┌────────
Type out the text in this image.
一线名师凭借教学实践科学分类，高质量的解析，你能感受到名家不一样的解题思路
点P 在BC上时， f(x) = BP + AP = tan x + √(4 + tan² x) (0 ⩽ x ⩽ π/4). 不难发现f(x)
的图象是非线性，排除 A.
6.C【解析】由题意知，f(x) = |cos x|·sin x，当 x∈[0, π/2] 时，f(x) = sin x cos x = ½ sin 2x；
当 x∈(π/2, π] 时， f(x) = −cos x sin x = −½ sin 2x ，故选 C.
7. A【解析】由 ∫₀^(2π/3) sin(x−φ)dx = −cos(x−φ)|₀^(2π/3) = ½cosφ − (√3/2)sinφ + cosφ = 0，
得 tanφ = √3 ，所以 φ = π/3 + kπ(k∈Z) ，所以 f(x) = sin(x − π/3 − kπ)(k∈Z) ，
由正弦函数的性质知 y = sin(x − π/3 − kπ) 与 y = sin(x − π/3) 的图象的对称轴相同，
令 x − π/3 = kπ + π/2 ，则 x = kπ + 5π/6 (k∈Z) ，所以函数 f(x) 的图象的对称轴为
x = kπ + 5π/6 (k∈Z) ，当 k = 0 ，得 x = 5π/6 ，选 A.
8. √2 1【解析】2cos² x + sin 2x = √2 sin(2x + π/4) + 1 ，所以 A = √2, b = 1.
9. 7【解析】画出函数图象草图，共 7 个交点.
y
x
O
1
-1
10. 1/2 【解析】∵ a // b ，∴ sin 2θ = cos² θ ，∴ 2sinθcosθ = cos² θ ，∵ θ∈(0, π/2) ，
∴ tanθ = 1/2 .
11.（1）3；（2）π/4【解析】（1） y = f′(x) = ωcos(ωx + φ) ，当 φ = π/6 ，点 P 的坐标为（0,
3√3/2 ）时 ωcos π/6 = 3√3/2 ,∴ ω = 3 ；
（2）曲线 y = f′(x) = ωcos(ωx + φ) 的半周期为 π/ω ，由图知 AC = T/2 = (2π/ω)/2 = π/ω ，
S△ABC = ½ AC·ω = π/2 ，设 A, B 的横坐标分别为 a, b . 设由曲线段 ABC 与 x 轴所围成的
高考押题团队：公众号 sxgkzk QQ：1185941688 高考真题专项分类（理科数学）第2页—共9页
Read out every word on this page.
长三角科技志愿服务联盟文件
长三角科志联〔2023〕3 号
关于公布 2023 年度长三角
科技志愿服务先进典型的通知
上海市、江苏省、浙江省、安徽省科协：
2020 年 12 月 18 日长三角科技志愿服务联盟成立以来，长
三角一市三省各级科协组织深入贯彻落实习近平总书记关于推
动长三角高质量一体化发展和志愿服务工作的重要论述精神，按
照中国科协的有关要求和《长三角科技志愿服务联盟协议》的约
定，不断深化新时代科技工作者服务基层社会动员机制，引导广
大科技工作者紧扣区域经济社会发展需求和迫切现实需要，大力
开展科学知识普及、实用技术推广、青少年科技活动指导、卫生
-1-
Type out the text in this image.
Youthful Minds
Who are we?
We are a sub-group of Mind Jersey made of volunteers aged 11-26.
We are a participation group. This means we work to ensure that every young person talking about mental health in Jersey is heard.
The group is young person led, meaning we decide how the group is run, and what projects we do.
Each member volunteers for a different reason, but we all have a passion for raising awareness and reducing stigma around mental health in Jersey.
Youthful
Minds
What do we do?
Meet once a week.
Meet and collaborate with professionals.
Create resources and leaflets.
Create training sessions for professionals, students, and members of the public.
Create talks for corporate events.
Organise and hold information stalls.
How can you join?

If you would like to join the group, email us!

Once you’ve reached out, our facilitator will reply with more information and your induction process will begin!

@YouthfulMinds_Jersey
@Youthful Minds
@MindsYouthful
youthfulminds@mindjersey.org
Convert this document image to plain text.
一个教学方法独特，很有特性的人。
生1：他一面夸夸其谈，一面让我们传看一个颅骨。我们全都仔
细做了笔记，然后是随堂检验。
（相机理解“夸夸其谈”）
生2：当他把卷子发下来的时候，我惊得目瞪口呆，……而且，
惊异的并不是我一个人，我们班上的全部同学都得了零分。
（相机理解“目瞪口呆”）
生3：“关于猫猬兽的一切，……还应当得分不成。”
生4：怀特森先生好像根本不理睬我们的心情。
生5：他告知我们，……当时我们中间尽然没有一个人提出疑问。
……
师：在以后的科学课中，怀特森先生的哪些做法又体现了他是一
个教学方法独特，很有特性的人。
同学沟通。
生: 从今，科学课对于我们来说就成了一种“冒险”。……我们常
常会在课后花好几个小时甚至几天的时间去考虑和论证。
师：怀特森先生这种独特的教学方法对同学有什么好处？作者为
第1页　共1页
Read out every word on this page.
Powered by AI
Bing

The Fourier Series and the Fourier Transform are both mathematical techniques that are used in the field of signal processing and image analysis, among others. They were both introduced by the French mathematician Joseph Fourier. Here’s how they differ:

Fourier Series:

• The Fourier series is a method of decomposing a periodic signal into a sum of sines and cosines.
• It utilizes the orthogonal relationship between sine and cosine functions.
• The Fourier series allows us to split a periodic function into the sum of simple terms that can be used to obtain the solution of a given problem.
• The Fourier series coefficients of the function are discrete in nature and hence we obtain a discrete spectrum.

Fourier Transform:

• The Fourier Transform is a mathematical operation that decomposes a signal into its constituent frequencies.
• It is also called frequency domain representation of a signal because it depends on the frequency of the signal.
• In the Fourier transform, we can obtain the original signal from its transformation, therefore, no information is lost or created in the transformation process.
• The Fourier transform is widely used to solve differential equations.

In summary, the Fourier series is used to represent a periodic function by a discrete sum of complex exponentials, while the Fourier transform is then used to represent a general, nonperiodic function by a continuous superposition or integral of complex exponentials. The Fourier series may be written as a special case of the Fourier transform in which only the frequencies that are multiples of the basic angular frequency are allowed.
└────────
**REQUIRED WORK**
Give the listing again, word for word.

**SOLUTION TO THE PROBLEM**
Type out the text in this image.
一线名师凭借教学实践科学分类，高质量的解析，你能感受到名家不一样的解题思路
点P 在BC上时， f(x) = BP + AP = tan x + √(4 + tan² x) (0 ⩽ x ⩽ π/4). 不难发现f(x)
的图象是非线性，排除 A.
6.C【解析】由题意知，f(x) = |cos x|·sin x，当 x∈[0, π/2] 时，f(x) = sin x cos x = ½ sin 2x；
当 x∈(π/2, π] 时， f(x) = −cos x sin x = −½ sin 2x ，故选 C.
7. A【解析】由 ∫₀^(2π/3) sin(x−φ)dx = −cos(x−φ)|₀^(2π/3) = ½cosφ − (√3/2)sinφ + cosφ = 0，
得 tanφ = √3 ，所以 φ = π/3 + kπ(k∈Z) ，所以 f(x) = sin(x − π/3 − kπ)(k∈Z) ，
由正弦函数的性质知 y = sin(x − π/3 − kπ) 与 y = sin(x − π/3) 的图象的对称轴相同，
令 x − π/3 = kπ + π/2 ，则 x = kπ + 5π/6 (k∈Z) ，所以函数 f(x) 的图象的对称轴为
x = kπ + 5π/6 (k∈Z) ，当 k = 0 ，得 x = 5π/6 ，选 A.
8. √2 1【解析】2cos² x + sin 2x = √2 sin(2x + π/4) + 1 ，所以 A = √2, b = 1.
9. 7【解析】画出函数图象草图，共 7 个交点.
y
x
O
1
-1
10. 1/2 【解析】∵ a // b ，∴ sin 2θ = cos² θ ，∴ 2sinθcosθ = cos² θ ，∵ θ∈(0, π/2) ，
∴ tanθ = 1/2 .
11.（1）3；（2）π/4【解析】（1） y = f′(x) = ωcos(ωx + φ) ，当 φ = π/6 ，点 P 的坐标为（0,
3√3/2 ）时 ωcos π/6 = 3√3/2 ,∴ ω = 3 ；
（2）曲线 y = f′(x) = ωcos(ωx + φ) 的半周期为 π/ω ，由图知 AC = T/2 = (2π/ω)/2 = π/ω ，
S△ABC = ½ AC·ω = π/2 ，设 A, B 的横坐标分别为 a, b . 设由曲线段 ABC 与 x 轴所围成的
高考押题团队：公众号 sxgkzk QQ：1185941688 高考真题专项分类（理科数学）第2页—共9页
Read out every word on this page.
长三角科技志愿服务联盟文件
长三角科志联〔2023〕3 号
关于公布 2023 年度长三角
科技志愿服务先进典型的通知
上海市、江苏省、浙江省、安徽省科协：
2020 年 12 月 18 日长三角科技志愿服务联盟成立以来，长
三角一市三省各级科协组织深入贯彻落实习近平总书记关于推
动长三角高质量一体化发展和志愿服务工作的重要论述精神，按
照中国科协的有关要求和《长三角科技志愿服务联盟协议》的约
定，不断深化新时代科技工作者服务基层社会动员机制，引导广
大科技工作者紧扣区域经济社会发展需求和迫切现实需要，大力
开展科学知识普及、实用技术推广、青少年科技活动指导、卫生
-1-
Type out the text in this image.
Youthful Minds
Who are we?
We are a sub-group of Mind Jersey made of volunteers aged 11-26.
We are a participation group. This means we work to ensure that every young person talking about mental health in Jersey is heard.
The group is young person led, meaning we decide how the group is run, and what projects we do.
Each member volunteers for a different reason, but we all have a passion for raising awareness and reducing stigma around mental health in Jersey.
Youthful
Minds
What do we do?
Meet once a week.
Meet and collaborate with professionals.
Create resources and leaflets.
Create training sessions for professionals, students, and members of the public.
Create talks for corporate events.
Organise and hold information stalls.
How can you join?

If you would like to join the group, email us!

Once you’ve reached out, our facilitator will reply with more information and your induction process will begin!

@YouthfulMinds_Jersey
@Youthful Minds
@MindsYouthful
youthfulminds@mindjersey.org
Convert this document image to plain text.
一个教学方法独特，很有特性的人。
生1：他一面夸夸其谈，一面让我们传看一个颅骨。我们全都仔
细做了笔记，然后是随堂检验。
（相机理解“夸夸其谈”）
生2：当他把卷子发下来的时候，我惊得目瞪口呆，……而且，
惊异的并不是我一个人，我们班上的全部同学都得了零分。
（相机理解“目瞪口呆”）
生3：“关于猫猬兽的一切，……还应当得分不成。”
生4：怀特森先生好像根本不理睬我们的心情。
生5：他告知我们，……当时我们中间尽然没有一个人提出疑问。
……
师：在以后的科学课中，怀特森先生的哪些做法又体现了他是一
个教学方法独特，很有特性的人。
同学沟通。
生: 从今，科学课对于我们来说就成了一种“冒险”。……我们常
常会在课后花好几个小时甚至几天的时间去考虑和论证。
师：怀特森先生这种独特的教学方法对同学有什么好处？作者为
第1页　共1页
Read out every word on this page.
Powered by AI
Bing

The Fourier Series and the Fourier Transform are both mathematical techniques that are used in the field of signal processing and image analysis, among others. They were both introduced by the French mathematician Joseph Fourier. Here’s how they differ:

Fourier Series:

• The Fourier series is a method of decomposing a periodic signal into a sum of sines and cosines.
• It utilizes the orthogonal relationship between sine and cosine functions.
• The Fourier series allows us to split a periodic function into the sum of simple terms that can be used to obtain the solution of a given problem.
• The Fourier series coefficients of the function are discrete in nature and hence we obtain a discrete spectrum.

Fourier Transform:

• The Fourier Transform is a mathematical operation that decomposes a signal into its constituent frequencies.
• It is also called frequency domain representation of a signal because it depends on the frequency of the signal.
• In the Fourier transform, we can obtain the original signal from its transformation, therefore, no information is lost or created in the transformation process.
• The Fourier transform is widely used to solve differential equations.

In summary, the Fourier series is used to represent a periodic function by a discrete sum of complex exponentials, while the Fourier transform is then used to represent a general, nonperiodic function by a continuous superposition or integral of complex exponentials. The Fourier series may be written as a special case of the Fourier transform in which only the frequencies that are multiples of the basic angular frequency are allowed.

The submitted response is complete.